• [Exercise objective] Whenever a line contains the string "concurrence", copy it out of the entries.

• [Data extract]

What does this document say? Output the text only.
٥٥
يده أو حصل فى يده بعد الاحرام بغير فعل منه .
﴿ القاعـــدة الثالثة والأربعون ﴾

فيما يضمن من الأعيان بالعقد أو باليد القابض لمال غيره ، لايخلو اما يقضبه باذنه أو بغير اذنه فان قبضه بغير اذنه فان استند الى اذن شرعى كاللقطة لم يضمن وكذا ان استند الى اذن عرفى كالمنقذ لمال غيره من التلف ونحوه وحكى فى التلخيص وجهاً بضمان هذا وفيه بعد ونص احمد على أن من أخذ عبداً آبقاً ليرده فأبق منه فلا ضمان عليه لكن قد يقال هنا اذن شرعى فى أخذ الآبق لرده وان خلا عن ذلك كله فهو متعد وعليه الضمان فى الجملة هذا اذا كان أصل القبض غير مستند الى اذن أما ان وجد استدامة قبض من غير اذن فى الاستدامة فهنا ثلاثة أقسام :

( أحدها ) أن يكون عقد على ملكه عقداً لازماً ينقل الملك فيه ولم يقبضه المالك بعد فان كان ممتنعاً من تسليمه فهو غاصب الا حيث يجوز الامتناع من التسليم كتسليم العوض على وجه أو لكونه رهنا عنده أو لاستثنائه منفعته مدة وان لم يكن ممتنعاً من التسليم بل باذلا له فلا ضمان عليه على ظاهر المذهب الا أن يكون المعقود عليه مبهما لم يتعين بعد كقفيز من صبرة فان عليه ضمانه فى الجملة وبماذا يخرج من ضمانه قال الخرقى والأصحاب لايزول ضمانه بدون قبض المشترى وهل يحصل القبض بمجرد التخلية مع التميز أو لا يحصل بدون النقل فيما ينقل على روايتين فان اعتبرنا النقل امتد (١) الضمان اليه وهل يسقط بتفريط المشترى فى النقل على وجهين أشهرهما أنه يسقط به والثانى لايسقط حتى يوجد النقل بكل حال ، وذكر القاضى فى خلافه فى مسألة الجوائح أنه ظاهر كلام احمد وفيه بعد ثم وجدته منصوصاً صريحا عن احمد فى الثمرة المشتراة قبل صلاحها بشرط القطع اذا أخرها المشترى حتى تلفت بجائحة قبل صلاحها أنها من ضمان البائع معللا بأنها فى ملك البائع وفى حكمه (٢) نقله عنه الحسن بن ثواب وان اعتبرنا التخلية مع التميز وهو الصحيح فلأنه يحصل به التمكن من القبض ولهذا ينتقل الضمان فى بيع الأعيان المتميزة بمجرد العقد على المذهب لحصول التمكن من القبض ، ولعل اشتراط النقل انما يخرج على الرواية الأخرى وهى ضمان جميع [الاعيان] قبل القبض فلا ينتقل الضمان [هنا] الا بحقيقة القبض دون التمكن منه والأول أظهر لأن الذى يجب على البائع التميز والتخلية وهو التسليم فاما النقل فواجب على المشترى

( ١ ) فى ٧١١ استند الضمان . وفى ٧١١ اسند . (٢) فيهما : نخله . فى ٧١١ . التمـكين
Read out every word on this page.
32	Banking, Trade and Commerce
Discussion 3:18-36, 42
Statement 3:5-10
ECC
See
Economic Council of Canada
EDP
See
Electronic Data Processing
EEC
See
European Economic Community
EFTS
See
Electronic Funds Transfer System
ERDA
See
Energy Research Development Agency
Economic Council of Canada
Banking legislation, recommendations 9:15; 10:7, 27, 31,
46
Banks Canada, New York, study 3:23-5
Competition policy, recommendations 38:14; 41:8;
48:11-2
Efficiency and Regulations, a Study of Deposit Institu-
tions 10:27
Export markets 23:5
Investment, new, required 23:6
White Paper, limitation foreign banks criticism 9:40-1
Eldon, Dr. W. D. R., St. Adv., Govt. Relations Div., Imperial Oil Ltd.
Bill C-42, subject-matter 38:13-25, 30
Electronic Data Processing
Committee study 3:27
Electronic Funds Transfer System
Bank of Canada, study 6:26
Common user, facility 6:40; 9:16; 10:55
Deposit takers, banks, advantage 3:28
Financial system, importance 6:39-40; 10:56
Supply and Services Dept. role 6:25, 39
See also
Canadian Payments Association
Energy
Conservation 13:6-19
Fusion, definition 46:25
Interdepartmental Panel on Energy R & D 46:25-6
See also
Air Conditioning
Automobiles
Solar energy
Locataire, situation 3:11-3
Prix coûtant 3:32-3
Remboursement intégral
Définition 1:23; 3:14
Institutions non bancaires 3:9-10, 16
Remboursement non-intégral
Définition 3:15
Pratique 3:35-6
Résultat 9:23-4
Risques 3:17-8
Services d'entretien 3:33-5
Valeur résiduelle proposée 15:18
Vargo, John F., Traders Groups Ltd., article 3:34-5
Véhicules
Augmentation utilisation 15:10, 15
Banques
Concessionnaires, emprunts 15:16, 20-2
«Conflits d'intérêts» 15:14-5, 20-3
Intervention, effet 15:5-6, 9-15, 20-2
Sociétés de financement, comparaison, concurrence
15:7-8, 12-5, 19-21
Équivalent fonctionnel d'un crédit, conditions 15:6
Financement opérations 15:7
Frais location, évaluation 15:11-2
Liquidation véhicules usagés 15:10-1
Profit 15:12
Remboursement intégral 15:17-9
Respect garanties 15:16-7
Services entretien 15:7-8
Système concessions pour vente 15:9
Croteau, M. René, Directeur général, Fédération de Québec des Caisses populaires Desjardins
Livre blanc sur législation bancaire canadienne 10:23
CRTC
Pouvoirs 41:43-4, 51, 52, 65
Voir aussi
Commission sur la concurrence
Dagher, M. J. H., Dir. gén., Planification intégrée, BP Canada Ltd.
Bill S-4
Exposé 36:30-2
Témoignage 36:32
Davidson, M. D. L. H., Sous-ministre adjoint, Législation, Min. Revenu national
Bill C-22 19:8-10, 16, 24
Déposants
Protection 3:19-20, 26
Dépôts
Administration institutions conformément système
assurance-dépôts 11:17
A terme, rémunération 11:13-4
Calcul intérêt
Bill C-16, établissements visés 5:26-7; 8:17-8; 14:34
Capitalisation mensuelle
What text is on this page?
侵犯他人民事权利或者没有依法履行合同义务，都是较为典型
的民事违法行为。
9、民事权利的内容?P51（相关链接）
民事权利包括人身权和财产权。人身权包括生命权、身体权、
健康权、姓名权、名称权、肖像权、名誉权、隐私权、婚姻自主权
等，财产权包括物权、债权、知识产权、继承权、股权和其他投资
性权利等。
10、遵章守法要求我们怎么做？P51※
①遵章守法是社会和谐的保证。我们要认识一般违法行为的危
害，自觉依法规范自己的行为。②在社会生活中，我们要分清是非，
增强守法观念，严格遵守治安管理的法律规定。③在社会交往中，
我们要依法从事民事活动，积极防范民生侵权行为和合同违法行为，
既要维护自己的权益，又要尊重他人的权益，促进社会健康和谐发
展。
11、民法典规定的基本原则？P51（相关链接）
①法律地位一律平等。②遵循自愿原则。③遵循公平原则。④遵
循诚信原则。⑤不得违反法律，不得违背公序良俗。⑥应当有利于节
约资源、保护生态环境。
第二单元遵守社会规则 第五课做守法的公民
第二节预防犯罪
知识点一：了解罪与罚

• [Right answer]
Sociétés de financement, comparaison, concurrence
Commission sur la concurrence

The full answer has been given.